DATA SHOWN:
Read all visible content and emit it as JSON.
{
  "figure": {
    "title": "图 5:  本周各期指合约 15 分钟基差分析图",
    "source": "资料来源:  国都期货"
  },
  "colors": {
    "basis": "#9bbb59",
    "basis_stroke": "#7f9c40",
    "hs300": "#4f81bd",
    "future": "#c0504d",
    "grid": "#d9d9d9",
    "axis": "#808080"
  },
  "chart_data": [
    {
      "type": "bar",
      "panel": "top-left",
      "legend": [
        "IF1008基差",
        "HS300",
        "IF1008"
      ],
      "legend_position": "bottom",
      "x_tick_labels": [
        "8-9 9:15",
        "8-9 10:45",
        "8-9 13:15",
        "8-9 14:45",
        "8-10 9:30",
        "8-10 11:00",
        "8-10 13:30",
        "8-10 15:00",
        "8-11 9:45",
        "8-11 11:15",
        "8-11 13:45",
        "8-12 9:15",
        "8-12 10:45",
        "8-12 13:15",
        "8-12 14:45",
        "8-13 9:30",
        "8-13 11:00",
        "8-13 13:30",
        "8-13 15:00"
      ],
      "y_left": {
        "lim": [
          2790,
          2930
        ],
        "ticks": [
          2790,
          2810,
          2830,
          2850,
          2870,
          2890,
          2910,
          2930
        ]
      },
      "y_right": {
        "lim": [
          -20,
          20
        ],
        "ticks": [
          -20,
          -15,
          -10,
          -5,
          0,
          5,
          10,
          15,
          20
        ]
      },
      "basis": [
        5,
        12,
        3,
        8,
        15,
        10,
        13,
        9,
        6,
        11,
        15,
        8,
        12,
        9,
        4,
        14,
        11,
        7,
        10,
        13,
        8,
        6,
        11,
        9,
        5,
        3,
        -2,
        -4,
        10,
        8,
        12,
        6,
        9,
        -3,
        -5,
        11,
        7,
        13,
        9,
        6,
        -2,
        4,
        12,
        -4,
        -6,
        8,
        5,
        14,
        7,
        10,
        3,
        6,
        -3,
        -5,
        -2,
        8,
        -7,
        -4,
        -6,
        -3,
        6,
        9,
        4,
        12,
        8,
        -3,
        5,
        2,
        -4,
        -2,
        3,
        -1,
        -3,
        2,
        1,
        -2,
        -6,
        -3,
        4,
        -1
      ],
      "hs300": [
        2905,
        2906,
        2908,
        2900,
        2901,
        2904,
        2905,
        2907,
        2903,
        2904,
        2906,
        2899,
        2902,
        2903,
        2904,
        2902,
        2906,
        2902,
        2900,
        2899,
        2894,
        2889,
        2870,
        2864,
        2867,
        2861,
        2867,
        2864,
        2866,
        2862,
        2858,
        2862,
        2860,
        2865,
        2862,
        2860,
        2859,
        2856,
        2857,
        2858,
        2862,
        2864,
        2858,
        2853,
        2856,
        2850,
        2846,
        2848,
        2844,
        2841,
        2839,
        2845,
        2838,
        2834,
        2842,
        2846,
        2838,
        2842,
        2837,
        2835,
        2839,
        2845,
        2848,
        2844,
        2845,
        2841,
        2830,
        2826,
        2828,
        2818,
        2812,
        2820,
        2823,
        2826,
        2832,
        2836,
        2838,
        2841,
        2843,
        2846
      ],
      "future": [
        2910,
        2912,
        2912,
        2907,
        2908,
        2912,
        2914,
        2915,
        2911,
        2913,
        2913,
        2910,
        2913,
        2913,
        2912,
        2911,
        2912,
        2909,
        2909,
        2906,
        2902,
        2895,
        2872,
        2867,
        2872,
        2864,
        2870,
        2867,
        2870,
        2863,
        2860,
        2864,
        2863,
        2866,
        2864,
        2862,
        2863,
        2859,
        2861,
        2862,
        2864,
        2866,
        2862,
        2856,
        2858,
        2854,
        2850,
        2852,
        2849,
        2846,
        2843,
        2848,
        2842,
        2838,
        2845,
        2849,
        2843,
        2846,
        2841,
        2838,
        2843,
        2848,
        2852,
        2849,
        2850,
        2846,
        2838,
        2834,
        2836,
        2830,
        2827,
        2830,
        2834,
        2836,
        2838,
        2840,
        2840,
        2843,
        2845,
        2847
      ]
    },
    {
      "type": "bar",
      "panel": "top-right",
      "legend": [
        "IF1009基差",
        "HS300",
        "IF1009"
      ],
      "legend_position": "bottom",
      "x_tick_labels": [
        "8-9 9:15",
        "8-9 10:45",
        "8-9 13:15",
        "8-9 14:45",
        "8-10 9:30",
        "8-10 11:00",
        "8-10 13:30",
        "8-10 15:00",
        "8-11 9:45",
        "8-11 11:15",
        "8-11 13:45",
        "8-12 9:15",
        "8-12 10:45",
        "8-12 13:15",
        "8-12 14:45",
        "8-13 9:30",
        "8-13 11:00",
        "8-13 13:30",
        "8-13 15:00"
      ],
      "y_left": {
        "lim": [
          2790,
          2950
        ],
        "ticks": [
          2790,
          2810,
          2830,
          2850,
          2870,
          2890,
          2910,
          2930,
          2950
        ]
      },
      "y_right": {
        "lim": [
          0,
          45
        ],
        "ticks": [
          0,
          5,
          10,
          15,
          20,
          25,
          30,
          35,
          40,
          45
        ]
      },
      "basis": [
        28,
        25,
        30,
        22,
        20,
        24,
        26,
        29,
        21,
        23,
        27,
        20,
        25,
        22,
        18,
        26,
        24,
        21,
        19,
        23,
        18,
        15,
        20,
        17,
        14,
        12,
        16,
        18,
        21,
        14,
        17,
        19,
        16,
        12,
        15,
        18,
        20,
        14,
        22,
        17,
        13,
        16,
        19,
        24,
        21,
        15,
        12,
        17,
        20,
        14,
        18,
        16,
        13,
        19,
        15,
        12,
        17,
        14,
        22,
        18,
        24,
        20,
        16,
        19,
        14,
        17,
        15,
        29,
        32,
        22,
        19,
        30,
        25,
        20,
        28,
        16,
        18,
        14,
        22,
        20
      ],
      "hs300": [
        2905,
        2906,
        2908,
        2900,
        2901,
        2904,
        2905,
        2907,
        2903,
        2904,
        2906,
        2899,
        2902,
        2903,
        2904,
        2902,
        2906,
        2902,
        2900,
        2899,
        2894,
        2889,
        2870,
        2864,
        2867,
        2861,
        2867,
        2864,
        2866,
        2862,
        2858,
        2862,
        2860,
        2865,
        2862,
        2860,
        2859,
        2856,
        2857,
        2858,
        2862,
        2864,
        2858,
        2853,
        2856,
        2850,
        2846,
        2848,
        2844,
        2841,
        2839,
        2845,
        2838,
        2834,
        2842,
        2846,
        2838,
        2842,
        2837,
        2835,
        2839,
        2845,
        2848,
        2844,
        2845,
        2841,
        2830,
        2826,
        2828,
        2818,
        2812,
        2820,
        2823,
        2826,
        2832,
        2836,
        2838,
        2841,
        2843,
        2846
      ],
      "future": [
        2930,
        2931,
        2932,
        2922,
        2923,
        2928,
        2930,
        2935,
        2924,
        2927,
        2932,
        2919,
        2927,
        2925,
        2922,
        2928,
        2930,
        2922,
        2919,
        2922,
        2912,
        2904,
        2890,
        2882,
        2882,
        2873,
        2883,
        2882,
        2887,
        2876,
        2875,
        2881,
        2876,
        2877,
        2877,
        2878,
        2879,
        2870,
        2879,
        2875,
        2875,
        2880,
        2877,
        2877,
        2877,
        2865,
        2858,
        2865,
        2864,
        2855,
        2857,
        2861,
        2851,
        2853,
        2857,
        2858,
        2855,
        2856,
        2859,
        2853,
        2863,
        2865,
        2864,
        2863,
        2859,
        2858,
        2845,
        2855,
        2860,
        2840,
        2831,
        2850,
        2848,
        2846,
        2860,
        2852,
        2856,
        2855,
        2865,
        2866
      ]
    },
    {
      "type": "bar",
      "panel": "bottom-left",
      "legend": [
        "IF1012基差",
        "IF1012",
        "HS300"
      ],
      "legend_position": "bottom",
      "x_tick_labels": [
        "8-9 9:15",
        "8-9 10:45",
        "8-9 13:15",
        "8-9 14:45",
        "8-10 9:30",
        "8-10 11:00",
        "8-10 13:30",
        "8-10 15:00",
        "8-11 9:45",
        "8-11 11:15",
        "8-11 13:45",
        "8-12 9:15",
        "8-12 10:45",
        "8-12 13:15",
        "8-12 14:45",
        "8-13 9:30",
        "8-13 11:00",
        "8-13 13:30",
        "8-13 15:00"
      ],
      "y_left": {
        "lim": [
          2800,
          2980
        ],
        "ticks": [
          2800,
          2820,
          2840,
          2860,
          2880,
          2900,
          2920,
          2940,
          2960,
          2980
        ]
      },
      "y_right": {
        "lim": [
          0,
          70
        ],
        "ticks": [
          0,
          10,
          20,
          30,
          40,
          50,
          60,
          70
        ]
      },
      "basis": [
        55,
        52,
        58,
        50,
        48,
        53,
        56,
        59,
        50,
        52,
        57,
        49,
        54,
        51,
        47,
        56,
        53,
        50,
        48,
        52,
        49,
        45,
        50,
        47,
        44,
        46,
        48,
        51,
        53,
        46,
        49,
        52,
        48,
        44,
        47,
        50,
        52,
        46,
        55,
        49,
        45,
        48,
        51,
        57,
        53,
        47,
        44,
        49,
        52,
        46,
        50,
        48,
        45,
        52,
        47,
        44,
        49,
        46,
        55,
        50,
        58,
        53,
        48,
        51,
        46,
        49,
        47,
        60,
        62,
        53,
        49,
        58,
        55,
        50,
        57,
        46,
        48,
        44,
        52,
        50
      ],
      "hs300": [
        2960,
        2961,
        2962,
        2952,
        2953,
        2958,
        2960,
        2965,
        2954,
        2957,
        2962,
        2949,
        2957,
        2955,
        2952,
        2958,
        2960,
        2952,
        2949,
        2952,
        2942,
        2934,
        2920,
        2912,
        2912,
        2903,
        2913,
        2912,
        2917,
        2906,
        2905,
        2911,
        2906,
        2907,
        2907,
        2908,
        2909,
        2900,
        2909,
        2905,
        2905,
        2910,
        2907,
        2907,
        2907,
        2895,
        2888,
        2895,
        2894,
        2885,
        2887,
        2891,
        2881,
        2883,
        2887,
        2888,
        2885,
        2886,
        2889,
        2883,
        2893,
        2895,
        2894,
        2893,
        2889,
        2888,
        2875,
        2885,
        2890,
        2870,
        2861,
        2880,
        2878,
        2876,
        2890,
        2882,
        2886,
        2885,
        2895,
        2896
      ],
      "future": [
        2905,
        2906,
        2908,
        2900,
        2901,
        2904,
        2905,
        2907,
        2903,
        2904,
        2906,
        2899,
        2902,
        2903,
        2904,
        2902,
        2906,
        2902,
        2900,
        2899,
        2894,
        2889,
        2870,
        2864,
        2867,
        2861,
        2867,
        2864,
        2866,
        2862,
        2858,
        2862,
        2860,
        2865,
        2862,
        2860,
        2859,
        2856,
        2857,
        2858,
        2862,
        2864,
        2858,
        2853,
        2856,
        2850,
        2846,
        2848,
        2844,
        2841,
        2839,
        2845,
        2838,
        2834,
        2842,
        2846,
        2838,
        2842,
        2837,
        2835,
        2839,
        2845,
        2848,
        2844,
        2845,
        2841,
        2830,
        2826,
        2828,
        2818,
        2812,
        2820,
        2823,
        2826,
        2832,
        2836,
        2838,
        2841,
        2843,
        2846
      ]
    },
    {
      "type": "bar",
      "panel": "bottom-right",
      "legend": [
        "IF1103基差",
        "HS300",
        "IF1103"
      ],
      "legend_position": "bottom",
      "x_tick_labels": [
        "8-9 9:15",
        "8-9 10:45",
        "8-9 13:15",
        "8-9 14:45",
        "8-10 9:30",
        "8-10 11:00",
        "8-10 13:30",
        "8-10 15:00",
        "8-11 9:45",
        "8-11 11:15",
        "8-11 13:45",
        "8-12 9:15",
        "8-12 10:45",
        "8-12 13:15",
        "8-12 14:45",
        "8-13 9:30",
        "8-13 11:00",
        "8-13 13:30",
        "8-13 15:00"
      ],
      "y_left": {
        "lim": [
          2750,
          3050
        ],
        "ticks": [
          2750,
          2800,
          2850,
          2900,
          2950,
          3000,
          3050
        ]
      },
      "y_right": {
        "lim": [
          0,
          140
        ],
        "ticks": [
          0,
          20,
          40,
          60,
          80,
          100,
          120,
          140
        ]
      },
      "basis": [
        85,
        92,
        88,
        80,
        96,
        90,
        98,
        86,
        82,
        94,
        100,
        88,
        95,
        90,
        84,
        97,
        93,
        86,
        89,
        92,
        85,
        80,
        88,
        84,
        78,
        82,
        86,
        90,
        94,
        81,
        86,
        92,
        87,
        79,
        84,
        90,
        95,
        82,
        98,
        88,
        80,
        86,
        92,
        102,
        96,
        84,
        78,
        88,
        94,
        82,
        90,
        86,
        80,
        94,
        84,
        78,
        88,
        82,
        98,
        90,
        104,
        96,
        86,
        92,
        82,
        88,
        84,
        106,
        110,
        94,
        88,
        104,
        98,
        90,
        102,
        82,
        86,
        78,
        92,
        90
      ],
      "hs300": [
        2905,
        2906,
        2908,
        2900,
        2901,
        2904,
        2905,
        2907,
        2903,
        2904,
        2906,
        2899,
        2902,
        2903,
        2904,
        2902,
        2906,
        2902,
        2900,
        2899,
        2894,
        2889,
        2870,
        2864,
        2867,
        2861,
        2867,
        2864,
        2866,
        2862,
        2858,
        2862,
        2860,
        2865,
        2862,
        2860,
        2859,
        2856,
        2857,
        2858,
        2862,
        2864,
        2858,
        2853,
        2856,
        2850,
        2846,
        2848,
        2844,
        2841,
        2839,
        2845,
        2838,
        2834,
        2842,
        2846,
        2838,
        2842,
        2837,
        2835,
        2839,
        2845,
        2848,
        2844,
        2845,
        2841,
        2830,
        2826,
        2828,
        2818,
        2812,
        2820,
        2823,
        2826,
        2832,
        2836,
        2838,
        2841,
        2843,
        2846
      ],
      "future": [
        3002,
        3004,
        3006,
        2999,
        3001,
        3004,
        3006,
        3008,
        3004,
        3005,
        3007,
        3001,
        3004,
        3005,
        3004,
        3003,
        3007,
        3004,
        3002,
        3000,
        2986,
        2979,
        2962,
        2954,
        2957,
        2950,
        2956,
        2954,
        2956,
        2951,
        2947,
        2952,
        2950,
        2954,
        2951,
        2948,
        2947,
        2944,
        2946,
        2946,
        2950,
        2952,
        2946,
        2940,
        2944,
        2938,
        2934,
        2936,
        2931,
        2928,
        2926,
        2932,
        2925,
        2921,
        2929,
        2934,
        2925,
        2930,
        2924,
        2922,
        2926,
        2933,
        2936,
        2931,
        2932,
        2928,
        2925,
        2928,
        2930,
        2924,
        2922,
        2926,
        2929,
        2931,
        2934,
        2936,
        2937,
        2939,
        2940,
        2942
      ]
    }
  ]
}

TASK INSTRUCTIONS: Using the data above, copy each line that contains "panel".

RESULT FOR THIS EXERCISE:
      "panel": "top-left",
      "panel": "top-right",
      "panel": "bottom-left",
      "panel": "bottom-right",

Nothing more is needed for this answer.